- **Task**
Please find all lines in the data that hold the string "icon" and copy them.

* START *

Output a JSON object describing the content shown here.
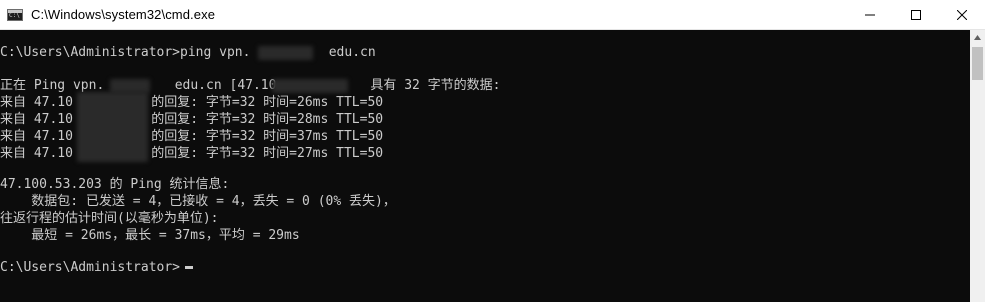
{
  "window": {
    "title": "C:\\Windows\\system32\\cmd.exe",
    "icon": "cmd-icon"
  },
  "controls": {
    "minimize": "minimize-icon",
    "maximize": "maximize-icon",
    "close": "close-icon"
  },
  "console": {
    "lines": [
      "C:\\Users\\Administrator>ping vpn.          edu.cn",
      "",
      "正在 Ping vpn.         edu.cn [47.10            具有 32 字节的数据:",
      "来自 47.10          的回复: 字节=32 时间=26ms TTL=50",
      "来自 47.10          的回复: 字节=32 时间=28ms TTL=50",
      "来自 47.10          的回复: 字节=32 时间=37ms TTL=50",
      "来自 47.10          的回复: 字节=32 时间=27ms TTL=50",
      "",
      "47.100.53.203 的 Ping 统计信息:",
      "    数据包: 已发送 = 4，已接收 = 4，丢失 = 0 (0% 丢失)，",
      "往返行程的估计时间(以毫秒为单位):",
      "    最短 = 26ms，最长 = 37ms，平均 = 29ms",
      "",
      "C:\\Users\\Administrator>"
    ]
  },
  "colors": {
    "console_bg": "#0c0c0c",
    "console_fg": "#cccccc",
    "titlebar_bg": "#ffffff"
  }
}
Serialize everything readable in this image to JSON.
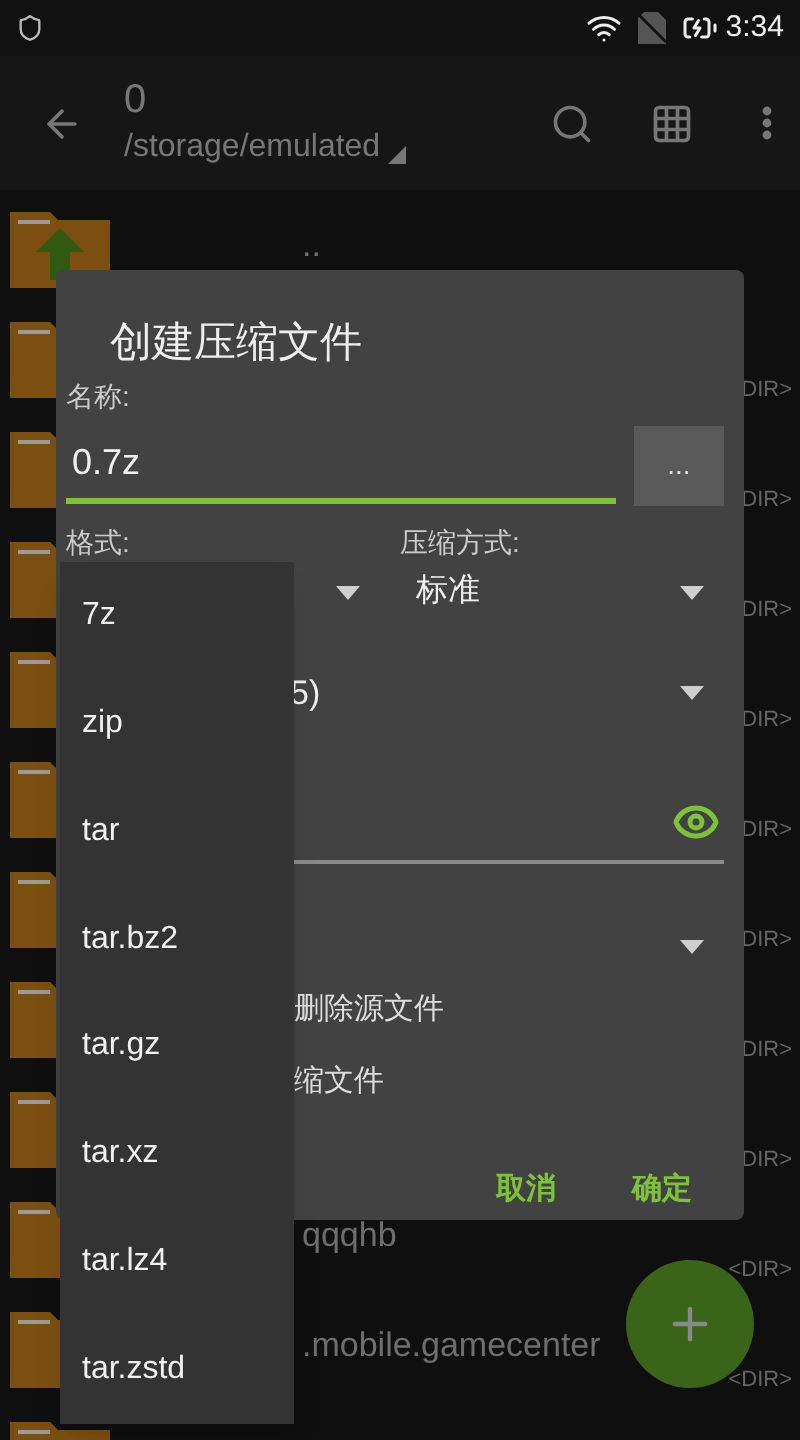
{
  "status_bar": {
    "time": "3:34"
  },
  "toolbar": {
    "title": "0",
    "path": "/storage/emulated"
  },
  "file_list": [
    {
      "name": ".."
    },
    {
      "tag": "DIR>"
    },
    {
      "tag": "DIR>"
    },
    {
      "tag": "DIR>"
    },
    {
      "tag": "DIR>"
    },
    {
      "tag": "DIR>"
    },
    {
      "tag": "DIR>"
    },
    {
      "tag": "DIR>"
    },
    {
      "tag": "DIR>"
    },
    {
      "name": "qqqhb",
      "tag": "<DIR>"
    },
    {
      "name": ".mobile.gamecenter",
      "tag": "<DIR>"
    }
  ],
  "dialog": {
    "title": "创建压缩文件",
    "name_label": "名称:",
    "name_value": "0.7z",
    "browse_button": "...",
    "format_label": "格式:",
    "method_label": "压缩方式:",
    "method_value": "标准",
    "level_value": "5)",
    "delete_source": "删除源文件",
    "last_option": "缩文件",
    "buttons": [
      "取消",
      "确定"
    ]
  },
  "format_menu": [
    {
      "label": "7z",
      "selected": false
    },
    {
      "label": "zip",
      "selected": false
    },
    {
      "label": "tar",
      "selected": false
    },
    {
      "label": "tar.bz2",
      "selected": false
    },
    {
      "label": "tar.gz",
      "selected": false
    },
    {
      "label": "tar.xz",
      "selected": false
    },
    {
      "label": "tar.lz4",
      "selected": false
    },
    {
      "label": "tar.zstd",
      "selected": false
    }
  ]
}
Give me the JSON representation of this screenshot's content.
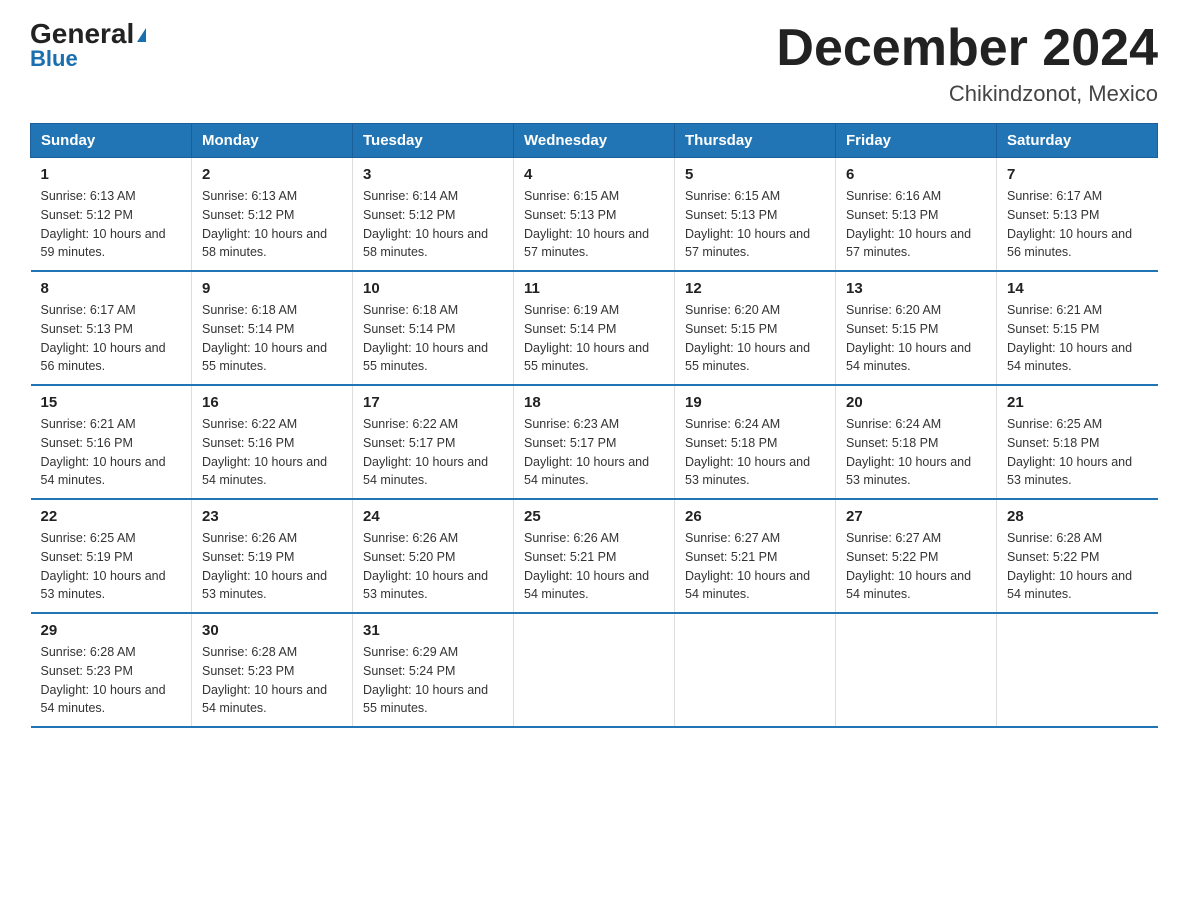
{
  "logo": {
    "part1": "General",
    "part2": "Blue"
  },
  "title": "December 2024",
  "subtitle": "Chikindzonot, Mexico",
  "headers": [
    "Sunday",
    "Monday",
    "Tuesday",
    "Wednesday",
    "Thursday",
    "Friday",
    "Saturday"
  ],
  "weeks": [
    [
      {
        "day": "1",
        "sunrise": "6:13 AM",
        "sunset": "5:12 PM",
        "daylight": "10 hours and 59 minutes."
      },
      {
        "day": "2",
        "sunrise": "6:13 AM",
        "sunset": "5:12 PM",
        "daylight": "10 hours and 58 minutes."
      },
      {
        "day": "3",
        "sunrise": "6:14 AM",
        "sunset": "5:12 PM",
        "daylight": "10 hours and 58 minutes."
      },
      {
        "day": "4",
        "sunrise": "6:15 AM",
        "sunset": "5:13 PM",
        "daylight": "10 hours and 57 minutes."
      },
      {
        "day": "5",
        "sunrise": "6:15 AM",
        "sunset": "5:13 PM",
        "daylight": "10 hours and 57 minutes."
      },
      {
        "day": "6",
        "sunrise": "6:16 AM",
        "sunset": "5:13 PM",
        "daylight": "10 hours and 57 minutes."
      },
      {
        "day": "7",
        "sunrise": "6:17 AM",
        "sunset": "5:13 PM",
        "daylight": "10 hours and 56 minutes."
      }
    ],
    [
      {
        "day": "8",
        "sunrise": "6:17 AM",
        "sunset": "5:13 PM",
        "daylight": "10 hours and 56 minutes."
      },
      {
        "day": "9",
        "sunrise": "6:18 AM",
        "sunset": "5:14 PM",
        "daylight": "10 hours and 55 minutes."
      },
      {
        "day": "10",
        "sunrise": "6:18 AM",
        "sunset": "5:14 PM",
        "daylight": "10 hours and 55 minutes."
      },
      {
        "day": "11",
        "sunrise": "6:19 AM",
        "sunset": "5:14 PM",
        "daylight": "10 hours and 55 minutes."
      },
      {
        "day": "12",
        "sunrise": "6:20 AM",
        "sunset": "5:15 PM",
        "daylight": "10 hours and 55 minutes."
      },
      {
        "day": "13",
        "sunrise": "6:20 AM",
        "sunset": "5:15 PM",
        "daylight": "10 hours and 54 minutes."
      },
      {
        "day": "14",
        "sunrise": "6:21 AM",
        "sunset": "5:15 PM",
        "daylight": "10 hours and 54 minutes."
      }
    ],
    [
      {
        "day": "15",
        "sunrise": "6:21 AM",
        "sunset": "5:16 PM",
        "daylight": "10 hours and 54 minutes."
      },
      {
        "day": "16",
        "sunrise": "6:22 AM",
        "sunset": "5:16 PM",
        "daylight": "10 hours and 54 minutes."
      },
      {
        "day": "17",
        "sunrise": "6:22 AM",
        "sunset": "5:17 PM",
        "daylight": "10 hours and 54 minutes."
      },
      {
        "day": "18",
        "sunrise": "6:23 AM",
        "sunset": "5:17 PM",
        "daylight": "10 hours and 54 minutes."
      },
      {
        "day": "19",
        "sunrise": "6:24 AM",
        "sunset": "5:18 PM",
        "daylight": "10 hours and 53 minutes."
      },
      {
        "day": "20",
        "sunrise": "6:24 AM",
        "sunset": "5:18 PM",
        "daylight": "10 hours and 53 minutes."
      },
      {
        "day": "21",
        "sunrise": "6:25 AM",
        "sunset": "5:18 PM",
        "daylight": "10 hours and 53 minutes."
      }
    ],
    [
      {
        "day": "22",
        "sunrise": "6:25 AM",
        "sunset": "5:19 PM",
        "daylight": "10 hours and 53 minutes."
      },
      {
        "day": "23",
        "sunrise": "6:26 AM",
        "sunset": "5:19 PM",
        "daylight": "10 hours and 53 minutes."
      },
      {
        "day": "24",
        "sunrise": "6:26 AM",
        "sunset": "5:20 PM",
        "daylight": "10 hours and 53 minutes."
      },
      {
        "day": "25",
        "sunrise": "6:26 AM",
        "sunset": "5:21 PM",
        "daylight": "10 hours and 54 minutes."
      },
      {
        "day": "26",
        "sunrise": "6:27 AM",
        "sunset": "5:21 PM",
        "daylight": "10 hours and 54 minutes."
      },
      {
        "day": "27",
        "sunrise": "6:27 AM",
        "sunset": "5:22 PM",
        "daylight": "10 hours and 54 minutes."
      },
      {
        "day": "28",
        "sunrise": "6:28 AM",
        "sunset": "5:22 PM",
        "daylight": "10 hours and 54 minutes."
      }
    ],
    [
      {
        "day": "29",
        "sunrise": "6:28 AM",
        "sunset": "5:23 PM",
        "daylight": "10 hours and 54 minutes."
      },
      {
        "day": "30",
        "sunrise": "6:28 AM",
        "sunset": "5:23 PM",
        "daylight": "10 hours and 54 minutes."
      },
      {
        "day": "31",
        "sunrise": "6:29 AM",
        "sunset": "5:24 PM",
        "daylight": "10 hours and 55 minutes."
      },
      null,
      null,
      null,
      null
    ]
  ]
}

* END *

- **Result below**
    "icon": "cmd-icon"
    "minimize": "minimize-icon",
    "maximize": "maximize-icon",
    "close": "close-icon"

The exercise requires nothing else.